Figure record extracts
>> BEGIN

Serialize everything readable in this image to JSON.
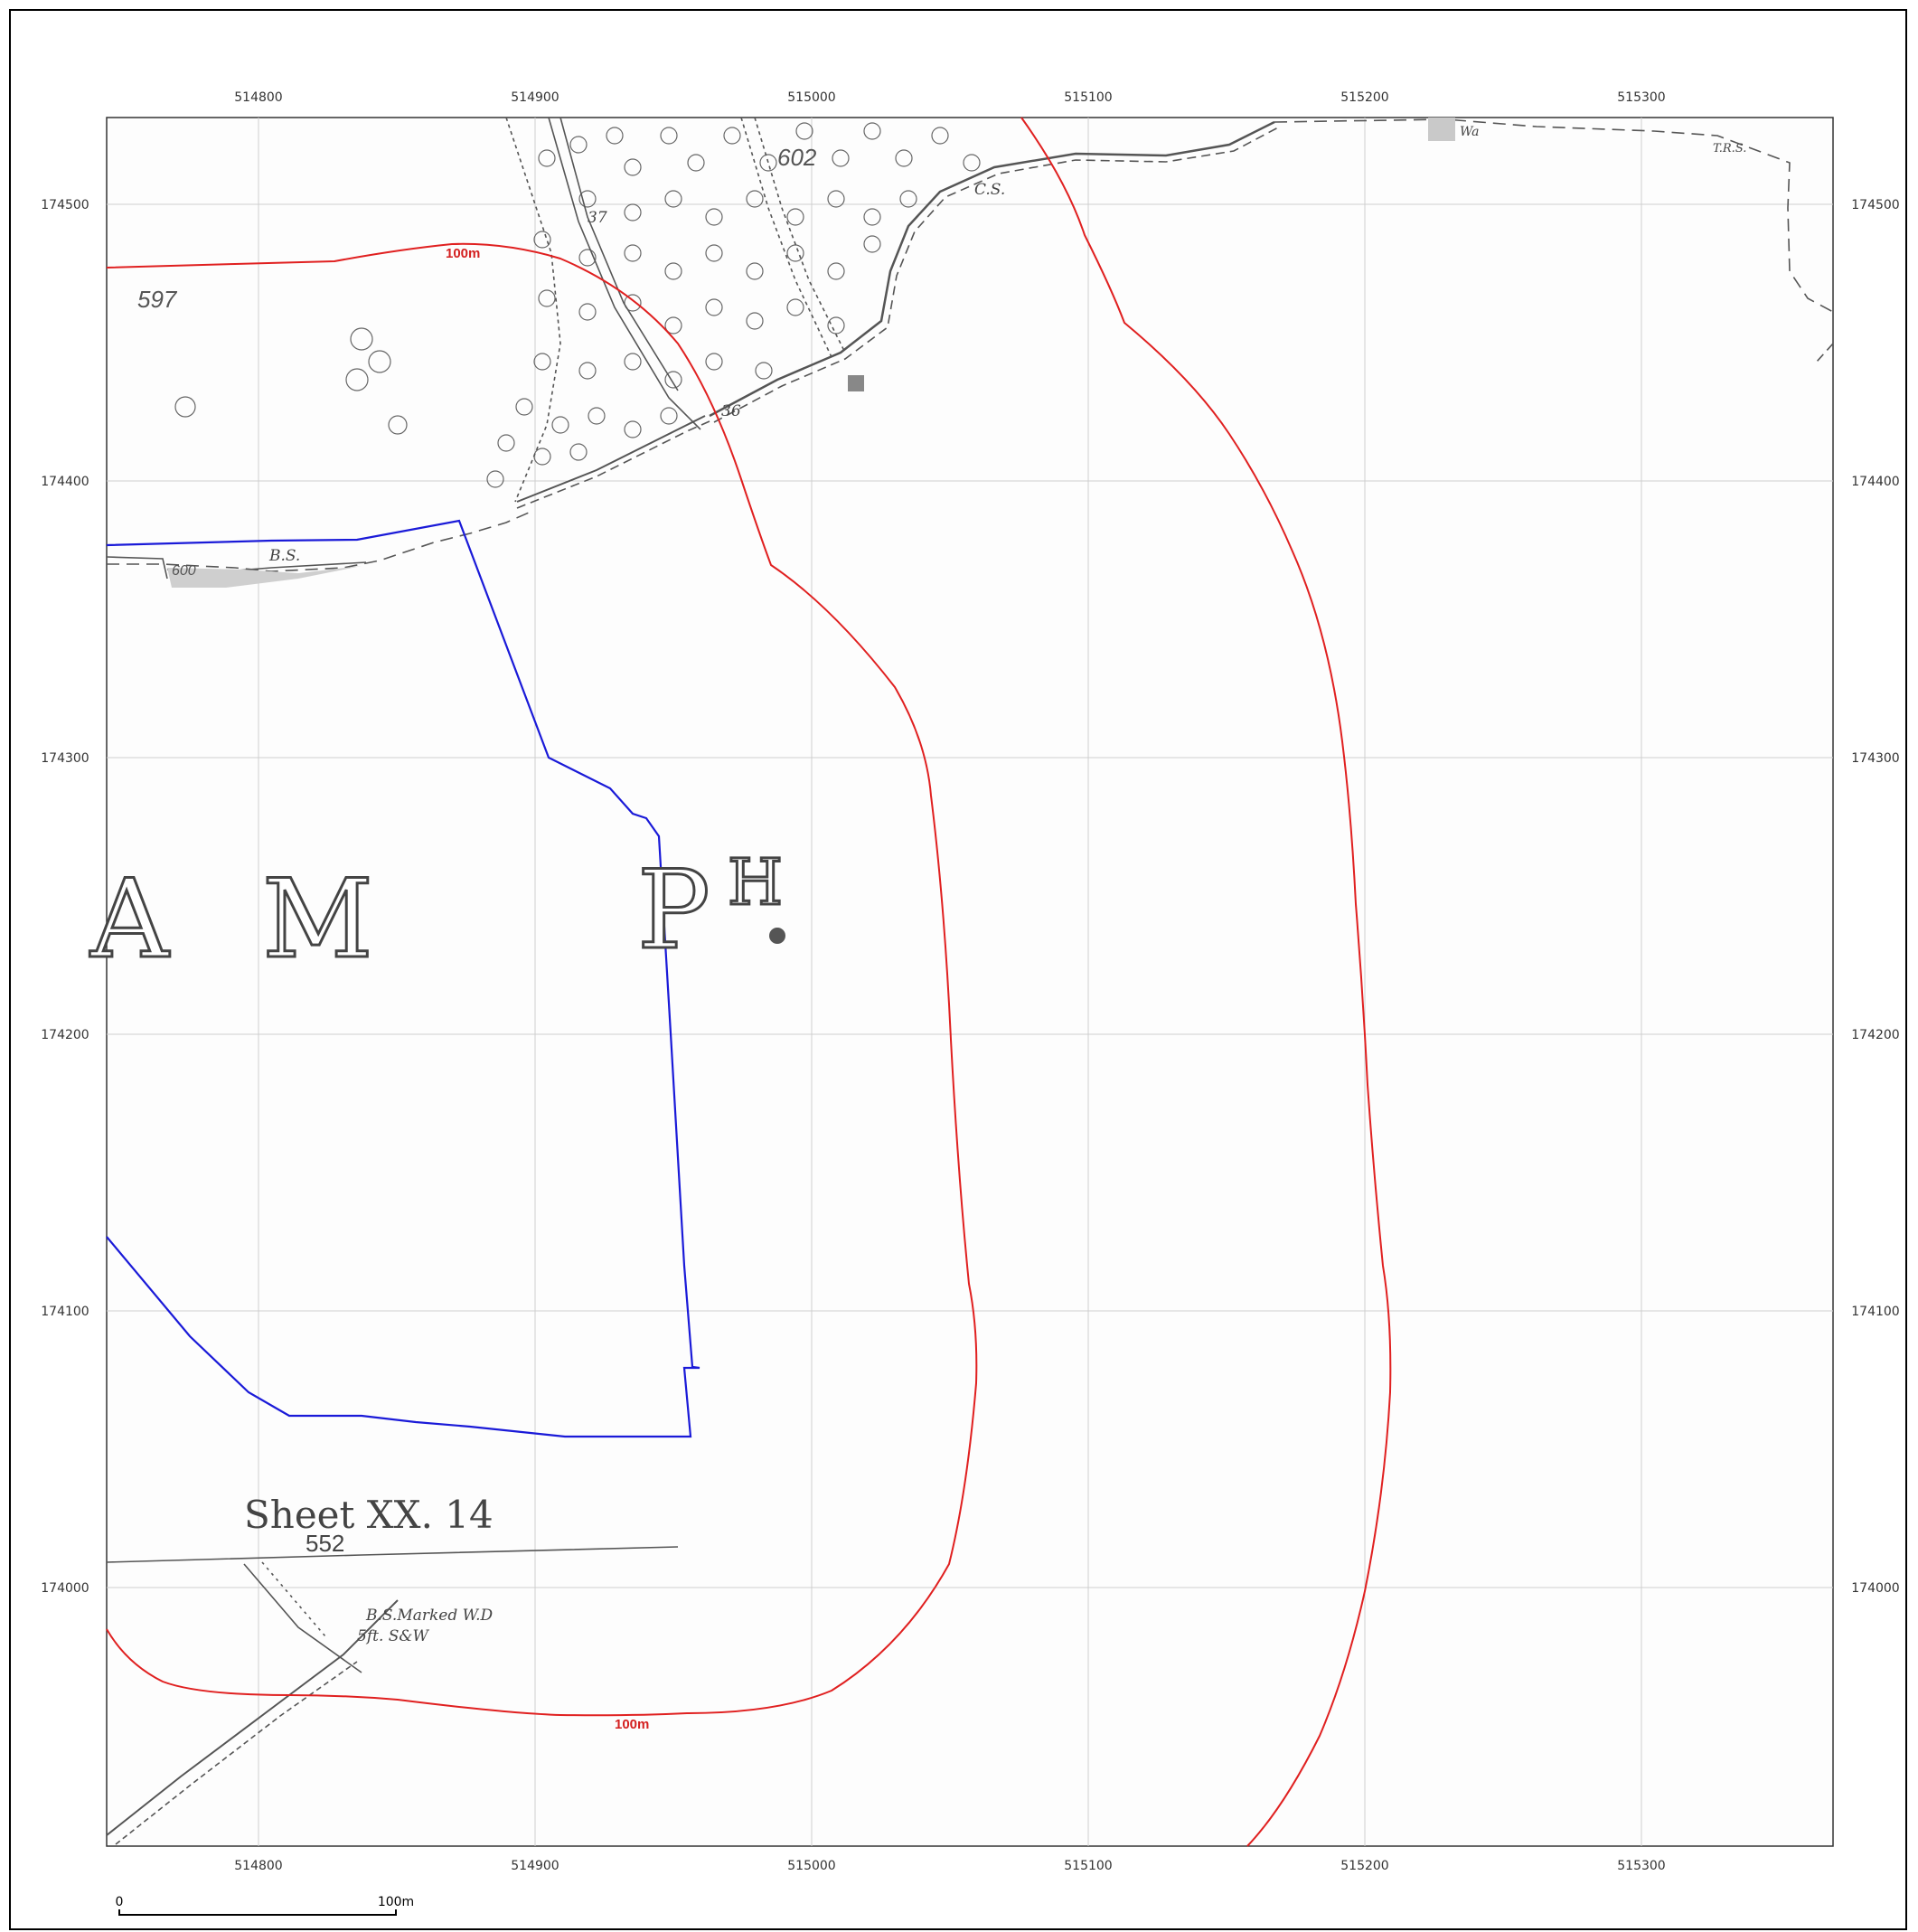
{
  "map": {
    "x_ticks": [
      "514800",
      "514900",
      "515000",
      "515100",
      "515200",
      "515300"
    ],
    "y_ticks": [
      "174500",
      "174400",
      "174300",
      "174200",
      "174100",
      "174000"
    ],
    "contour_labels": [
      "100m",
      "100m"
    ],
    "parcel_numbers": [
      "597",
      "602",
      "600",
      "552"
    ],
    "small_annotations": [
      "37",
      "36",
      "C.S.",
      "B.S.",
      "T.R.S.",
      "Wa"
    ],
    "large_lettering": [
      "A",
      "M",
      "P",
      "H"
    ],
    "sheet_label": "Sheet XX. 14",
    "bs_marked_note_line1": "B.S.Marked W.D",
    "bs_marked_note_line2": "5ft. S&W",
    "scale_bar": {
      "start_label": "0",
      "end_label": "100m"
    },
    "colors": {
      "contour": "#e02020",
      "boundary": "#1a1ad8",
      "grid": "#cfcfcf",
      "basemap_lines": "#555555"
    }
  }
}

>> END

_YOUR OBJECTIVE_:
Leave out the pictures and return every record word for word.

_WRITTEN RESPONSE_:
Serialize everything readable in this image to JSON.
{
  "map": {
    "x_ticks": [
      "514800",
      "514900",
      "515000",
      "515100",
      "515200",
      "515300"
    ],
    "y_ticks": [
      "174500",
      "174400",
      "174300",
      "174200",
      "174100",
      "174000"
    ],
    "contour_labels": [
      "100m",
      "100m"
    ],
    "parcel_numbers": [
      "597",
      "602",
      "600",
      "552"
    ],
    "small_annotations": [
      "37",
      "36",
      "C.S.",
      "B.S.",
      "T.R.S.",
      "Wa"
    ],
    "large_lettering": [
      "A",
      "M",
      "P",
      "H"
    ],
    "sheet_label": "Sheet XX. 14",
    "bs_marked_note_line1": "B.S.Marked W.D",
    "bs_marked_note_line2": "5ft. S&W",
    "scale_bar": {
      "start_label": "0",
      "end_label": "100m"
    },
    "colors": {
      "contour": "#e02020",
      "boundary": "#1a1ad8",
      "grid": "#cfcfcf",
      "basemap_lines": "#555555"
    }
  }
}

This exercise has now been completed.